**Directions:** Transcribe each record below word for word.

Data excerpts
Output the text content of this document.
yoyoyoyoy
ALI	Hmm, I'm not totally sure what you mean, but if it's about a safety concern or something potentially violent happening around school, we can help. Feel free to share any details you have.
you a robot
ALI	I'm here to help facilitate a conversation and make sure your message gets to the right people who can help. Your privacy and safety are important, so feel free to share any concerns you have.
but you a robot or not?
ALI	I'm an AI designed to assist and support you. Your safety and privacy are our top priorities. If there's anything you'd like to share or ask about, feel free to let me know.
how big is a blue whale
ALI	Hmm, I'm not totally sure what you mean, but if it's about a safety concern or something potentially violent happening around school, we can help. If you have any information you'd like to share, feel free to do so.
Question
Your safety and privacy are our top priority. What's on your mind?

**Solution to this task:**
Output the text content of this document.
yoyoyoyoy
ALI	Hmm, I'm not totally sure what you mean, but if it's about a safety concern or something potentially violent happening around school, we can help. Feel free to share any details you have.
you a robot
ALI	I'm here to help facilitate a conversation and make sure your message gets to the right people who can help. Your privacy and safety are important, so feel free to share any concerns you have.
but you a robot or not?
ALI	I'm an AI designed to assist and support you. Your safety and privacy are our top priorities. If there's anything you'd like to share or ask about, feel free to let me know.
how big is a blue whale
ALI	Hmm, I'm not totally sure what you mean, but if it's about a safety concern or something potentially violent happening around school, we can help. If you have any information you'd like to share, feel free to do so.
Question
Your safety and privacy are our top priority. What's on your mind?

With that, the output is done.